● **Your goal**:
Show all lines holding the string "into".

╭──

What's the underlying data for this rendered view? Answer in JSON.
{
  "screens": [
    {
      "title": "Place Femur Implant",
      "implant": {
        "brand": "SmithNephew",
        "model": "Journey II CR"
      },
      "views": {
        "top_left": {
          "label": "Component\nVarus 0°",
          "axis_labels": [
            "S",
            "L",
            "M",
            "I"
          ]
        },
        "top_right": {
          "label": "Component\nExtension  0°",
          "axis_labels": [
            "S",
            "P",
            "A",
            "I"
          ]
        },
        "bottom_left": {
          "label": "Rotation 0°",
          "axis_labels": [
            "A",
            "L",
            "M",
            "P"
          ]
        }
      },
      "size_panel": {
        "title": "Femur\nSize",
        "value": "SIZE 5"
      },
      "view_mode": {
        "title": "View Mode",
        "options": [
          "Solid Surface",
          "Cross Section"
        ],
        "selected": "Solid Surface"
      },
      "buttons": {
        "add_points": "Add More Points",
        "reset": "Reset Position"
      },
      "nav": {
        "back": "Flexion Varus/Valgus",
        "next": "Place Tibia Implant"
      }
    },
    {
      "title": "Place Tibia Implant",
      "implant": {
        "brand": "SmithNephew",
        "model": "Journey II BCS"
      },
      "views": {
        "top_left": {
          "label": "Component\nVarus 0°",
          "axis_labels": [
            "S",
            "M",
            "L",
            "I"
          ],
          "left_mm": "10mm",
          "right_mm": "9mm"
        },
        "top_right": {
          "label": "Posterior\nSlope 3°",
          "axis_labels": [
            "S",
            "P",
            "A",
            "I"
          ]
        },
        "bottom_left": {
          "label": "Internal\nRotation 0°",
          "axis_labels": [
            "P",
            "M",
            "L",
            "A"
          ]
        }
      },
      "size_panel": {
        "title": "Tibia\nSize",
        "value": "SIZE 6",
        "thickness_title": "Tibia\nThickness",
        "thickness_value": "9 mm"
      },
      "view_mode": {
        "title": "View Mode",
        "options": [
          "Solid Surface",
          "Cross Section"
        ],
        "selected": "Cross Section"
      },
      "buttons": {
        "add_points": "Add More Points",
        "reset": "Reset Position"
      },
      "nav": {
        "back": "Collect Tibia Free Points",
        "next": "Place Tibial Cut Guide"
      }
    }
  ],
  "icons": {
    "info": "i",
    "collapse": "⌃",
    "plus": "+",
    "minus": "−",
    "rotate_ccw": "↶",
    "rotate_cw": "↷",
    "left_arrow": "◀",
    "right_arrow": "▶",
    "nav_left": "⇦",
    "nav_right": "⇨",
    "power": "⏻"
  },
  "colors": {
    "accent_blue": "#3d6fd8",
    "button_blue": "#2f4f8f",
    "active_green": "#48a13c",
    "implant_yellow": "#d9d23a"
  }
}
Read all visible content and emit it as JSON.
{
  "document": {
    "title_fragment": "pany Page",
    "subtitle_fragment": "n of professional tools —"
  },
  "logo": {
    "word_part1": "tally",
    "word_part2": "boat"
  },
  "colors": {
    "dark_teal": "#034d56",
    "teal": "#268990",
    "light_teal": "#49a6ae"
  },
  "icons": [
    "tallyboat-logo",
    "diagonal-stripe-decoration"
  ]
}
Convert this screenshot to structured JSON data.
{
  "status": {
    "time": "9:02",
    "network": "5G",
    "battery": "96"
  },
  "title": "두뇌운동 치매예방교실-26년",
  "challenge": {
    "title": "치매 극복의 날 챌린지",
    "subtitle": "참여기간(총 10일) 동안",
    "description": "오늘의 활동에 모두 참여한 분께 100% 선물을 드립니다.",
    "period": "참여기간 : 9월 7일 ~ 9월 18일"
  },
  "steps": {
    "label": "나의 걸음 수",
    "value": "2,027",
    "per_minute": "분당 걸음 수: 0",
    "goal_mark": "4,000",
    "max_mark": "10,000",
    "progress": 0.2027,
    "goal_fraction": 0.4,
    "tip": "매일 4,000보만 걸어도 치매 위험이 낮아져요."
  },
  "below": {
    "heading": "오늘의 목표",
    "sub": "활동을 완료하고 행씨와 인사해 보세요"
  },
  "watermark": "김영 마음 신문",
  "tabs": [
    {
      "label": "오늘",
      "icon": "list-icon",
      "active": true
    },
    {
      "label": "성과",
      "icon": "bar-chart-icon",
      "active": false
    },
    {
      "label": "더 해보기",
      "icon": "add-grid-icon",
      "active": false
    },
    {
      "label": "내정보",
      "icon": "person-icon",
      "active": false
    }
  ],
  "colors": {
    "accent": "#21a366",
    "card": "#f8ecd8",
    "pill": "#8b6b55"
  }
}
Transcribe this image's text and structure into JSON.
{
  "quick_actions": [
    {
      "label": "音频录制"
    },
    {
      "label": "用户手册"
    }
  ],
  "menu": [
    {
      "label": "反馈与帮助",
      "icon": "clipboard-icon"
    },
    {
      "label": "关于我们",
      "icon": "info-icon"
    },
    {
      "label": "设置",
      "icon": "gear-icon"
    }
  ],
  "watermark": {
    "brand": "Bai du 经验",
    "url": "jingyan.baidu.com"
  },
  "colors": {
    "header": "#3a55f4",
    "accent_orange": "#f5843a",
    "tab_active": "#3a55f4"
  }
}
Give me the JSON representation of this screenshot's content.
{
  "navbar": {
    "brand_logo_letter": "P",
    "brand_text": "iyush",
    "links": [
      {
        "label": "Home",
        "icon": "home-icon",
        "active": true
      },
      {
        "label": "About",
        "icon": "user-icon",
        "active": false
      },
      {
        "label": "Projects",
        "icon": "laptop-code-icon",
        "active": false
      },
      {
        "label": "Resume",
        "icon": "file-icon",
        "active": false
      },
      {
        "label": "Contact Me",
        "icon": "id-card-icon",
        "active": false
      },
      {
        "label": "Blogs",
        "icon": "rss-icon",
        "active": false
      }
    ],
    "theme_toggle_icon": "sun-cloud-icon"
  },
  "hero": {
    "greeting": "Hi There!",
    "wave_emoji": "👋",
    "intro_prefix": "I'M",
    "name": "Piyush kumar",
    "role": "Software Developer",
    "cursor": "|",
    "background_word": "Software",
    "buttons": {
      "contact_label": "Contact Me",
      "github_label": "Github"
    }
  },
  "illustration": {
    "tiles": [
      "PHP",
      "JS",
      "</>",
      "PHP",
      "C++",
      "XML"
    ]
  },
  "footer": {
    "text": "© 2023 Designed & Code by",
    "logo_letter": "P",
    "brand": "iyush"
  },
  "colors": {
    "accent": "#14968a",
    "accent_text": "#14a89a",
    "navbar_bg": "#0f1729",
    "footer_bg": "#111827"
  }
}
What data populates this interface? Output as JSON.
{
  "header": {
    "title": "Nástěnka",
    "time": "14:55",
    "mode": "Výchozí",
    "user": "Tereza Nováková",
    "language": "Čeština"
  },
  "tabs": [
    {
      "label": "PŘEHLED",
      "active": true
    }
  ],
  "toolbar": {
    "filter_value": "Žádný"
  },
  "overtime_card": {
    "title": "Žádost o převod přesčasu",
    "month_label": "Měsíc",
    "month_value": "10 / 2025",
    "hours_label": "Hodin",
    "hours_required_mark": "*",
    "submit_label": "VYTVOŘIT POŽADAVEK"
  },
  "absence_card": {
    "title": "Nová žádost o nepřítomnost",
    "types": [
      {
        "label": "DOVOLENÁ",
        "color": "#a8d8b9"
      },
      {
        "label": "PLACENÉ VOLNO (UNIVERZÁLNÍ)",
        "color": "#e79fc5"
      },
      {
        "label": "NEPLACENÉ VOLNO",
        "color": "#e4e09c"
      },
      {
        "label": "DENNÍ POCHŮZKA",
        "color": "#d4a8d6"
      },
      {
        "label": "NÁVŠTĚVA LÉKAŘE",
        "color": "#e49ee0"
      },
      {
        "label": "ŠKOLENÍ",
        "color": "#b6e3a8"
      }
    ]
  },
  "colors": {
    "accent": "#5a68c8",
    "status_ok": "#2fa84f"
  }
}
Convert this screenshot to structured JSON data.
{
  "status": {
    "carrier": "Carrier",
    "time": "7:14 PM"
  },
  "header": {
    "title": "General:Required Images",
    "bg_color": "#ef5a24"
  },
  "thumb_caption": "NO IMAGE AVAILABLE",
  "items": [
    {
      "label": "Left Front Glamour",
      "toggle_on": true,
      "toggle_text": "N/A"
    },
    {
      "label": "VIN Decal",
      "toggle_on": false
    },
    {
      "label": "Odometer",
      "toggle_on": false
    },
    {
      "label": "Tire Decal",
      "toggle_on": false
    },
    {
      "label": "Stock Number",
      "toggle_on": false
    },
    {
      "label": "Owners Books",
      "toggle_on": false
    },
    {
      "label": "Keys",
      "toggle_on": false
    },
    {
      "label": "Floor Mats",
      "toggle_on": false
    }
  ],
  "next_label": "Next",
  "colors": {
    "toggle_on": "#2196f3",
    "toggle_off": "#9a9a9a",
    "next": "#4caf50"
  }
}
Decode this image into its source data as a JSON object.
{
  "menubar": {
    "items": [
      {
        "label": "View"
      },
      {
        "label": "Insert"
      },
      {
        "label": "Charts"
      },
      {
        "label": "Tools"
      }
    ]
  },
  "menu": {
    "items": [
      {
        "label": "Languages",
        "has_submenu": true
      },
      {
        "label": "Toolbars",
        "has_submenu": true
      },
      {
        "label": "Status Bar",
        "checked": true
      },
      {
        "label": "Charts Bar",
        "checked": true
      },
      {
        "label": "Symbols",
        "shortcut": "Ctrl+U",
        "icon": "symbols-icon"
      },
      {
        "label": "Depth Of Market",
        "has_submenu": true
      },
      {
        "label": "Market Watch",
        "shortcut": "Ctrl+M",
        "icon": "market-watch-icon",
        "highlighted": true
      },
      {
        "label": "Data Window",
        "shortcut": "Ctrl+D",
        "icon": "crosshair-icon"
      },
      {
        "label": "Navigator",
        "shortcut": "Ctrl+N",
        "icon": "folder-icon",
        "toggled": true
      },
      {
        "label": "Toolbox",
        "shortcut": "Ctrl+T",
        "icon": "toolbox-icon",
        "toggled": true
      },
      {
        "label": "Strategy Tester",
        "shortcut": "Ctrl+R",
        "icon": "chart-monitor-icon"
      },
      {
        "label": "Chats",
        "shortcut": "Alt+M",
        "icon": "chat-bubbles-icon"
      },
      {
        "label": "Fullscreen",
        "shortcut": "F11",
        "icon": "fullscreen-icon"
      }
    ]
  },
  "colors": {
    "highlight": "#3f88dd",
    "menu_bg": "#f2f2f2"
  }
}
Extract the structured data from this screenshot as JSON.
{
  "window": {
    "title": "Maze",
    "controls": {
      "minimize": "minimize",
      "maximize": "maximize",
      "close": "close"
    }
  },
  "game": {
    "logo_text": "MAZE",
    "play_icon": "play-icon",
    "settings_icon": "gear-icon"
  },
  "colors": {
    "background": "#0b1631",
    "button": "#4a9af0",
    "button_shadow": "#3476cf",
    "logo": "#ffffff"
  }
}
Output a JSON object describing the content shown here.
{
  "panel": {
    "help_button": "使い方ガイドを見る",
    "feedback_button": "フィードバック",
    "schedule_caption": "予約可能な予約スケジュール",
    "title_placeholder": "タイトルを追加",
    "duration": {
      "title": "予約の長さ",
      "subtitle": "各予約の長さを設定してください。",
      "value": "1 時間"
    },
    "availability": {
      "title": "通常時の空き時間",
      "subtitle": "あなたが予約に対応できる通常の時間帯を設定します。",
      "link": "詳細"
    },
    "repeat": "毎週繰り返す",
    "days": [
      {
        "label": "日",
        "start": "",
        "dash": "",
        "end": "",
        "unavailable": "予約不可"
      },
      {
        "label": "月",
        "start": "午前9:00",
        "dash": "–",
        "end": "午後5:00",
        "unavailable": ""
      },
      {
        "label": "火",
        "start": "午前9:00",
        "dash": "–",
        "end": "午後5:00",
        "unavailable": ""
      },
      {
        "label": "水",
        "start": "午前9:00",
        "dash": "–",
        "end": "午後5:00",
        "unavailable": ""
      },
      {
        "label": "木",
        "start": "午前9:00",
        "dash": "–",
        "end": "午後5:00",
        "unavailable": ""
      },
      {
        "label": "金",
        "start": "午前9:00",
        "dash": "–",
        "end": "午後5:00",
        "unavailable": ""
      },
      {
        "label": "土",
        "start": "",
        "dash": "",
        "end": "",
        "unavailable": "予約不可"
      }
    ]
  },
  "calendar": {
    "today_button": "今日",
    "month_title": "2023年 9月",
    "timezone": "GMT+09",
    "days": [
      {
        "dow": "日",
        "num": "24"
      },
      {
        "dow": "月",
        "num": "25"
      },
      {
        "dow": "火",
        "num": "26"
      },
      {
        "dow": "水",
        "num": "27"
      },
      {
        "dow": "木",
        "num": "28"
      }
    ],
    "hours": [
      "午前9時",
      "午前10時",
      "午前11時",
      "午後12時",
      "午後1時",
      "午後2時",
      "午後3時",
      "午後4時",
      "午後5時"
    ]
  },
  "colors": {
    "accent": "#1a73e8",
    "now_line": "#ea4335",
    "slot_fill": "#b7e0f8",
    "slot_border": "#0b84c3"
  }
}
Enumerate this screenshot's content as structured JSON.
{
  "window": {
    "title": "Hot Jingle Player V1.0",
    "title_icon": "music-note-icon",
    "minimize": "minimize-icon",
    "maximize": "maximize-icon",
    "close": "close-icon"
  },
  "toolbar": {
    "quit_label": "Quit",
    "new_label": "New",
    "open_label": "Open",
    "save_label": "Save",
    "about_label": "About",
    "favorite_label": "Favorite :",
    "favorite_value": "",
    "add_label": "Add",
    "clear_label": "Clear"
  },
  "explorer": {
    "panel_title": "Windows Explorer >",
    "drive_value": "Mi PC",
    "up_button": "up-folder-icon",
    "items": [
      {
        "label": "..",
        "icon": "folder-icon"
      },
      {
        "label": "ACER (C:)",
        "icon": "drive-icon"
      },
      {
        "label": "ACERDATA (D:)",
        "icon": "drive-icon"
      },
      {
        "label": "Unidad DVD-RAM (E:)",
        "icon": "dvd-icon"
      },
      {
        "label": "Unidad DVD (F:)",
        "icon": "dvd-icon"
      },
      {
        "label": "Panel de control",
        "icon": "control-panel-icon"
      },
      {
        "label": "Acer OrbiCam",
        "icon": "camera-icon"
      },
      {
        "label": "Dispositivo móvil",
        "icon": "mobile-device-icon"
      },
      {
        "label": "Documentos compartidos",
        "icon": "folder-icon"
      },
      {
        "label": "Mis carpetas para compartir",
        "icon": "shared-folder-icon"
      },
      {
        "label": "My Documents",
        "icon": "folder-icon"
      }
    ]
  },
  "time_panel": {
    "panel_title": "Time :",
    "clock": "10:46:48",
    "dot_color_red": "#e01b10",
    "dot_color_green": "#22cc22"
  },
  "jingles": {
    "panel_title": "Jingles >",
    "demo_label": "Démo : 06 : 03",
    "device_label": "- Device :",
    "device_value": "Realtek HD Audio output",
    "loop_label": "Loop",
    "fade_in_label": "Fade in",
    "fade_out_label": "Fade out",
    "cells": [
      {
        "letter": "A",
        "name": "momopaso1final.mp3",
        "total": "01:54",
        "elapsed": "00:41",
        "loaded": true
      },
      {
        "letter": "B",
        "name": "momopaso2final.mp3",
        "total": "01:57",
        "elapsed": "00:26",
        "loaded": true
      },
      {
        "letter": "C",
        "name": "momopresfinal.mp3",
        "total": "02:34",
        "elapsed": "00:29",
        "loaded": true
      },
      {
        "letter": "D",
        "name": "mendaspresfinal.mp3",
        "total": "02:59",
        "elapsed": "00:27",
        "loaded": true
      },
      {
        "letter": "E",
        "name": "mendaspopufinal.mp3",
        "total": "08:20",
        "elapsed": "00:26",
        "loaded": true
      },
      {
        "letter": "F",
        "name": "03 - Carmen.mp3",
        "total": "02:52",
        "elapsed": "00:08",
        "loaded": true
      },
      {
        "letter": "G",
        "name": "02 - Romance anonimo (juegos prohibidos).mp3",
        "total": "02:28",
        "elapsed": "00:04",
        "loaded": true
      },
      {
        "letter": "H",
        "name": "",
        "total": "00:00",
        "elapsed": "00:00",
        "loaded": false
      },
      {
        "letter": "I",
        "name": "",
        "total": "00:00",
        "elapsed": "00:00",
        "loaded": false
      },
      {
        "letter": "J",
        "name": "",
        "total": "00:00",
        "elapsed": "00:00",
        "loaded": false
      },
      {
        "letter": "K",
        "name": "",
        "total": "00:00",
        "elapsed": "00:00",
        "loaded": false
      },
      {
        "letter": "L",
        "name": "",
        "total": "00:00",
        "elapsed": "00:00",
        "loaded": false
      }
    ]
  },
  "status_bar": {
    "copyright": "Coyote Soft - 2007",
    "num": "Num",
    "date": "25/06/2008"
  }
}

╰──

● **Complete response**:
Transcribe this image's text and structure into JSON.
Decode this image into its source data as a JSON object.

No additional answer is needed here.